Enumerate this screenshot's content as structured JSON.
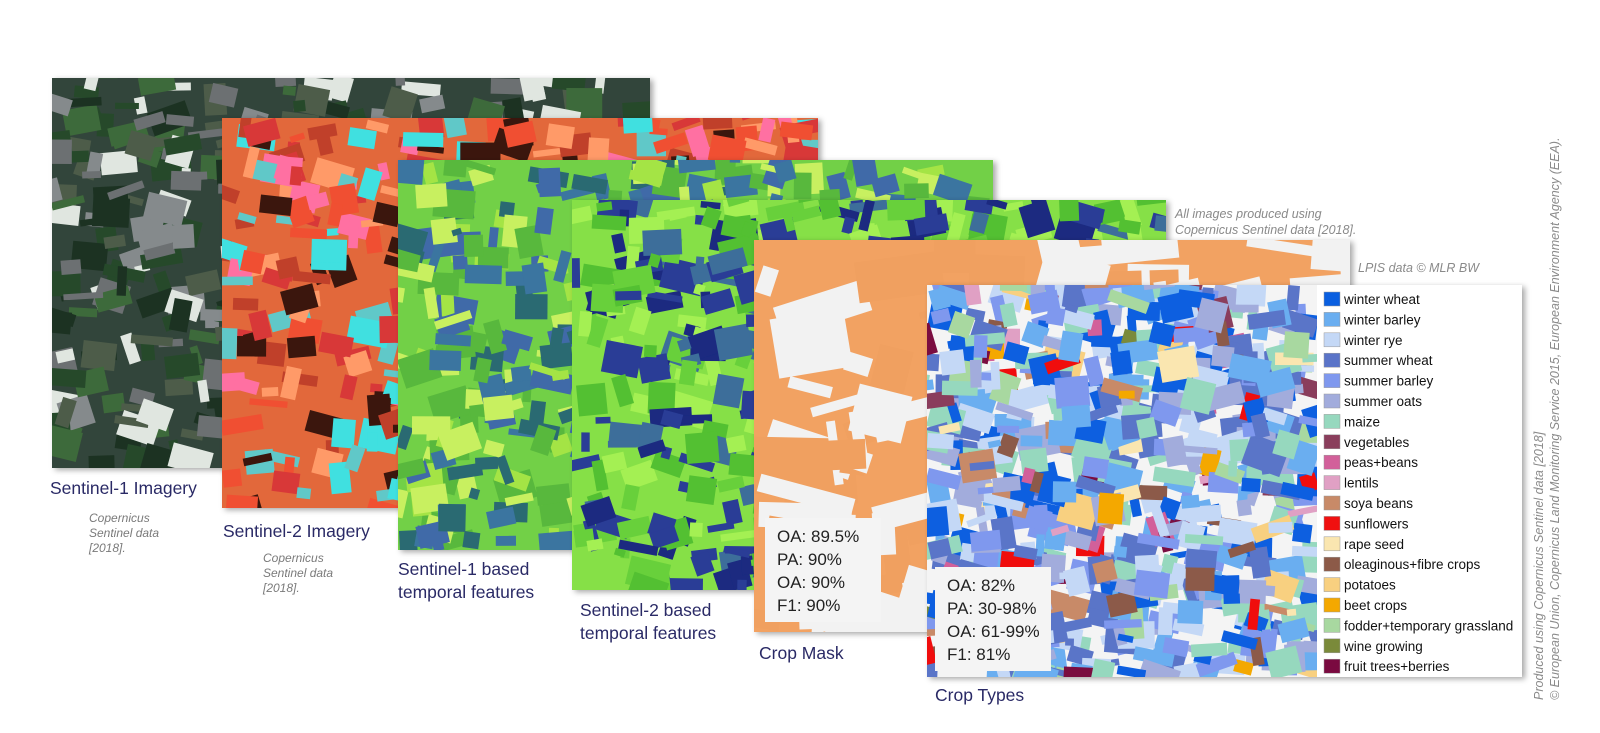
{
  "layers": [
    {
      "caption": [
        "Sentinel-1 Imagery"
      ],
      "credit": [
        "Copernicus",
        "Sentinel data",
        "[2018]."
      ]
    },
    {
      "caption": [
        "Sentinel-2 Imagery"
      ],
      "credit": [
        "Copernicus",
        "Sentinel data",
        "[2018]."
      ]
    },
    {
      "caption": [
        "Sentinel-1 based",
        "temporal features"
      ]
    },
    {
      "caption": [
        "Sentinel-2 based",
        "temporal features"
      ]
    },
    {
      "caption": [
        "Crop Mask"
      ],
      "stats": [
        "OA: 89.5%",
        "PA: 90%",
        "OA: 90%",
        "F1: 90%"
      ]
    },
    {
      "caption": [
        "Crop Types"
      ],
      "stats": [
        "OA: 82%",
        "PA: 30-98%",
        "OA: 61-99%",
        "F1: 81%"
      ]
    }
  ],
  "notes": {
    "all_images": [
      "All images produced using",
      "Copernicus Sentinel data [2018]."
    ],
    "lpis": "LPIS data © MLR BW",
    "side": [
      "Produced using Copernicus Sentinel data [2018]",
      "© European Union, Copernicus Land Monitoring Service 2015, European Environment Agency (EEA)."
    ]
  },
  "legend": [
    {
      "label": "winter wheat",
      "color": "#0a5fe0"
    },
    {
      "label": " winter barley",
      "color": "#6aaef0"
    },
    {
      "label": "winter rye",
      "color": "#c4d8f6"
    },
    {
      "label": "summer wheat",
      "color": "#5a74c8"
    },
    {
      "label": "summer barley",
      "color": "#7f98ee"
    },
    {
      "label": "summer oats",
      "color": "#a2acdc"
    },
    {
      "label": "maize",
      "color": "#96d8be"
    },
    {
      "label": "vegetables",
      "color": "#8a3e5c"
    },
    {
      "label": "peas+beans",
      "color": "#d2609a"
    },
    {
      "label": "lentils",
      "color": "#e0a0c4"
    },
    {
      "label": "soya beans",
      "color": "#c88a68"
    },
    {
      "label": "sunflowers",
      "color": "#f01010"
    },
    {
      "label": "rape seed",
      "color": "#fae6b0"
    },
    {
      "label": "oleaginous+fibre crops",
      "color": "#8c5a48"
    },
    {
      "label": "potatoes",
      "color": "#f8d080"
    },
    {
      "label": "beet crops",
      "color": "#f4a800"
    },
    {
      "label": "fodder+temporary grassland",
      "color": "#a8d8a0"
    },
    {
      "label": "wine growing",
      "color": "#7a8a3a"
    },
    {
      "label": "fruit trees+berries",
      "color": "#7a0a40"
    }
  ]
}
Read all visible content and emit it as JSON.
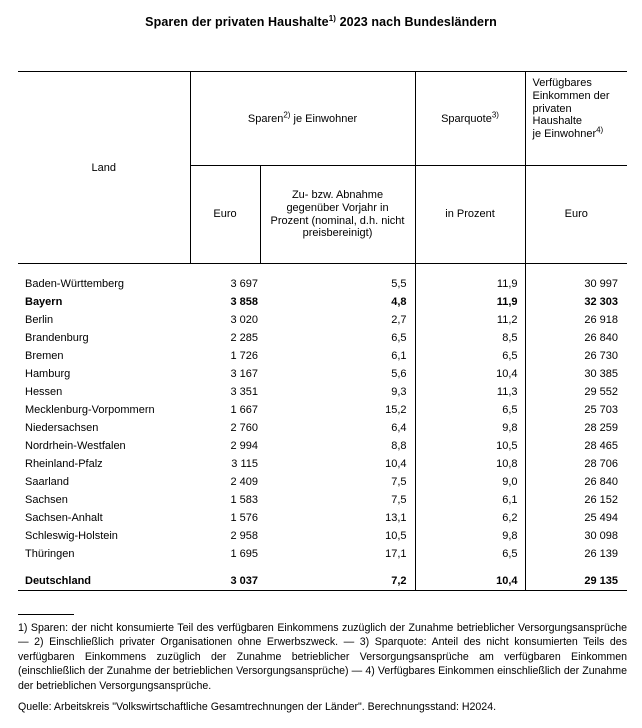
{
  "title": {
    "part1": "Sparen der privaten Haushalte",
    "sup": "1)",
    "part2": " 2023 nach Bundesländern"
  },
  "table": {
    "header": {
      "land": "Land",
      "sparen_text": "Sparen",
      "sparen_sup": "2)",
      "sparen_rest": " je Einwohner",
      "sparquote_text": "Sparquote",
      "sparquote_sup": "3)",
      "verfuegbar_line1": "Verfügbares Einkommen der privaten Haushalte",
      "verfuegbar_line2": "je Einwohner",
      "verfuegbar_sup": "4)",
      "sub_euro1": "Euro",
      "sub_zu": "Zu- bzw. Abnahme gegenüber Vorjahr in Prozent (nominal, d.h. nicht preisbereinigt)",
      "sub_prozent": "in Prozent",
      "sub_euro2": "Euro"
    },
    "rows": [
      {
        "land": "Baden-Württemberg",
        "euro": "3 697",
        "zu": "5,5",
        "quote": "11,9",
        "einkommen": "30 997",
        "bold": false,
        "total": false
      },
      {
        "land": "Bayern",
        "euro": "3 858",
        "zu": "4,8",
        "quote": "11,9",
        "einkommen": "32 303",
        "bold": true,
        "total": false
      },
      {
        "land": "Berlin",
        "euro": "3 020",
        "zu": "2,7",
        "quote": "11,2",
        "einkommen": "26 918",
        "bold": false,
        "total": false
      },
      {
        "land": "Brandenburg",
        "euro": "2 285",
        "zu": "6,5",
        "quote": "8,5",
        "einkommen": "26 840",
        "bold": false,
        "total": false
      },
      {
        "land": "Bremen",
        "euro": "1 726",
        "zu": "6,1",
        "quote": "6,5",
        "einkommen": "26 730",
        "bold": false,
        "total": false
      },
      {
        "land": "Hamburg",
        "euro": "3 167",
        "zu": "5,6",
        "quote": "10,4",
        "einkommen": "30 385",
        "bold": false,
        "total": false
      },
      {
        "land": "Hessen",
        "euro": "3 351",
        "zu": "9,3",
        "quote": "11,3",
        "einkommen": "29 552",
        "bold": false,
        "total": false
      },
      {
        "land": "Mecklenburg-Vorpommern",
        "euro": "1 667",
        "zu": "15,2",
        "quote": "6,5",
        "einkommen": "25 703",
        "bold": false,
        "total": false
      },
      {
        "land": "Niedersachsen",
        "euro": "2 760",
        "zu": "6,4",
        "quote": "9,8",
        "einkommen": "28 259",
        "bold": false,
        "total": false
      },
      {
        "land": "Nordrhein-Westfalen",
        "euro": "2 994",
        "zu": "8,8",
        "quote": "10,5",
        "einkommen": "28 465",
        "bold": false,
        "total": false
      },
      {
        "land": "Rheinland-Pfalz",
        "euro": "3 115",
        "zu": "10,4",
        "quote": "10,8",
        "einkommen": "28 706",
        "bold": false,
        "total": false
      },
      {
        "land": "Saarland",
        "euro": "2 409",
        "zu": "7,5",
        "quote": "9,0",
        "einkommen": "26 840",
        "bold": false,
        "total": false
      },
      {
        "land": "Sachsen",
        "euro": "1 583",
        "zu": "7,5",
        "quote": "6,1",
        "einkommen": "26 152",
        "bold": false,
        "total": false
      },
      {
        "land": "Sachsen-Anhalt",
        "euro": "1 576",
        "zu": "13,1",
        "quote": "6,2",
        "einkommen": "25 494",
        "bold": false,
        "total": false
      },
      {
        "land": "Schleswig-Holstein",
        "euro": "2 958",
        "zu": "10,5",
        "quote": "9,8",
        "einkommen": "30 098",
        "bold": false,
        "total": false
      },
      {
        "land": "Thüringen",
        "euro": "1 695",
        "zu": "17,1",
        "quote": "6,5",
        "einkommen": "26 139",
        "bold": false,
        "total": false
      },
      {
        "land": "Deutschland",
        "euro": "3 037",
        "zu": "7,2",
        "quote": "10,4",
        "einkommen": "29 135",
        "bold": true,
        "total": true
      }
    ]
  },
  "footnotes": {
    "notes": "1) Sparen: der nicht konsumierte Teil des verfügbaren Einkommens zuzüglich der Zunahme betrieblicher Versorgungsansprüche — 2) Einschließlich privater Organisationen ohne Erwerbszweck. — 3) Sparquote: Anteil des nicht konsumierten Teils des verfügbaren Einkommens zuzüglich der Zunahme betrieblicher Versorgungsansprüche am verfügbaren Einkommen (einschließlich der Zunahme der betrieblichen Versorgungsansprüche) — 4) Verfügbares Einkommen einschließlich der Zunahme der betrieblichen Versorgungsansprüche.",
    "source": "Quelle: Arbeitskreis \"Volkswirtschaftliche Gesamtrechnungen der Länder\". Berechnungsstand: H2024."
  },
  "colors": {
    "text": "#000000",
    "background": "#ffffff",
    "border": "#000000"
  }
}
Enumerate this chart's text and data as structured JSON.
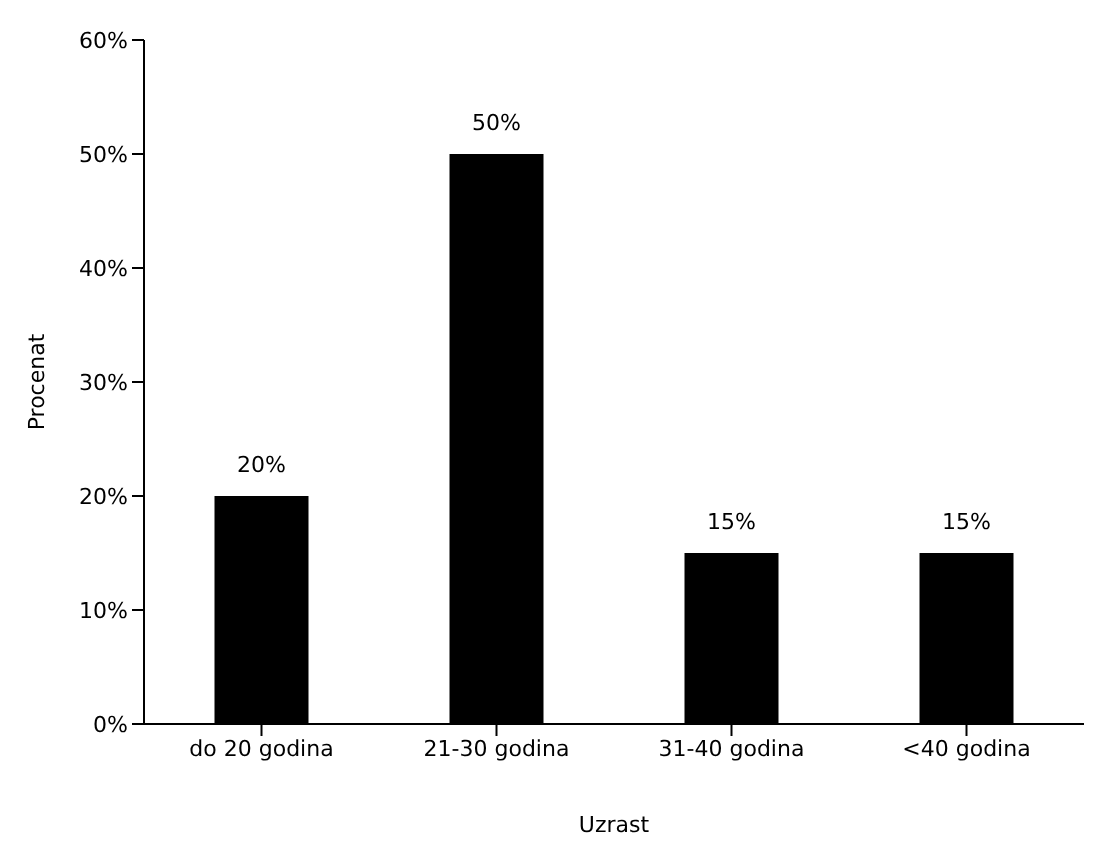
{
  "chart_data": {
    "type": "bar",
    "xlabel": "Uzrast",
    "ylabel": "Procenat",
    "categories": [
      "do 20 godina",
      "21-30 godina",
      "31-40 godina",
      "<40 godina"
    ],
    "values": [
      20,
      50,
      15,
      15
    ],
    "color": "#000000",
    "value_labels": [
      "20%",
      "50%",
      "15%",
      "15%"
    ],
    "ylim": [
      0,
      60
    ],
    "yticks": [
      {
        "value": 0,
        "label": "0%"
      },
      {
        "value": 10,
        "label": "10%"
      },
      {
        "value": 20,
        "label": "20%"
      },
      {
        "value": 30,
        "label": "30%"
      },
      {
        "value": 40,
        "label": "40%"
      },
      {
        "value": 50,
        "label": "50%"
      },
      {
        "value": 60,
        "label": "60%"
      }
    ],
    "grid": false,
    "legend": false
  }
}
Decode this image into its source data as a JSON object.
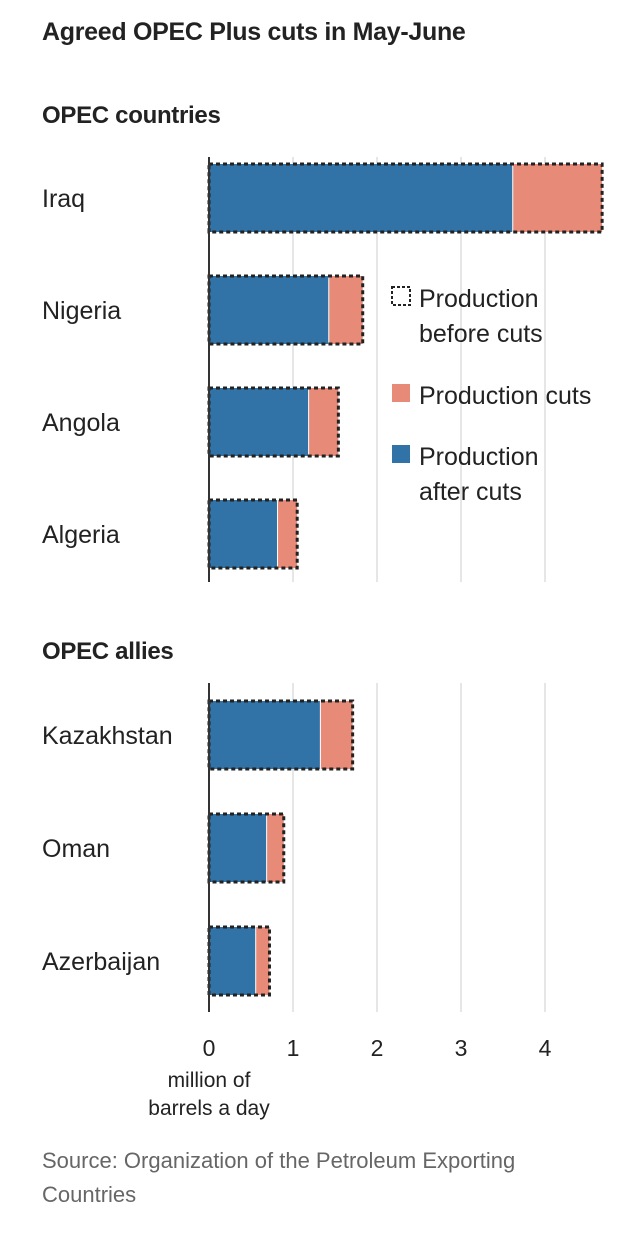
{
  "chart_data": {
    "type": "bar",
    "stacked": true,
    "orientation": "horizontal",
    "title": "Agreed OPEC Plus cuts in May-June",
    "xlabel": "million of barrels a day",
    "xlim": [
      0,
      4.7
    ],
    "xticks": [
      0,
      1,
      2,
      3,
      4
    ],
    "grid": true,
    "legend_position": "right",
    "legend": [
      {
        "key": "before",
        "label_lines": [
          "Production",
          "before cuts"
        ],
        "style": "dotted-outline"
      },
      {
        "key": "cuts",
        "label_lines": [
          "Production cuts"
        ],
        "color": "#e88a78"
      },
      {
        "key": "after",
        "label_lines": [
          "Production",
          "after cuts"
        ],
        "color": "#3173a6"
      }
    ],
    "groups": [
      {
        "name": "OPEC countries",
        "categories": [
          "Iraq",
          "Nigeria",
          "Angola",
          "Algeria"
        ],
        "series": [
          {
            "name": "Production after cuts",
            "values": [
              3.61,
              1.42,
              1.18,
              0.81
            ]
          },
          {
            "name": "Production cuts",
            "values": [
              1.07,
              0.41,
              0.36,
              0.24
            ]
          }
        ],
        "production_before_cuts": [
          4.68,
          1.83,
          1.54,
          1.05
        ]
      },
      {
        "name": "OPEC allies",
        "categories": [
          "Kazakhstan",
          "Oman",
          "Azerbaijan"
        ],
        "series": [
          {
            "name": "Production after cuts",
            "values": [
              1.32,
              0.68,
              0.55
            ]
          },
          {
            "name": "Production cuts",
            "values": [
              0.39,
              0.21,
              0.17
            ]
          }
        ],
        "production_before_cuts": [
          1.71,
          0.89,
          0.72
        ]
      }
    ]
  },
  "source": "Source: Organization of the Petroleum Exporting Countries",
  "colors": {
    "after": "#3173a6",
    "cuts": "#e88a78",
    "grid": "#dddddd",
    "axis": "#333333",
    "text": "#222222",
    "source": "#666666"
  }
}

============================================================

TASK TO CARRY OUT: In the entries above, identify every line with the word "Einwohner". Copy those lines.

EXERCISE ANSWER:
      "sparen_rest": " je Einwohner",
      "verfuegbar_line2": "je Einwohner",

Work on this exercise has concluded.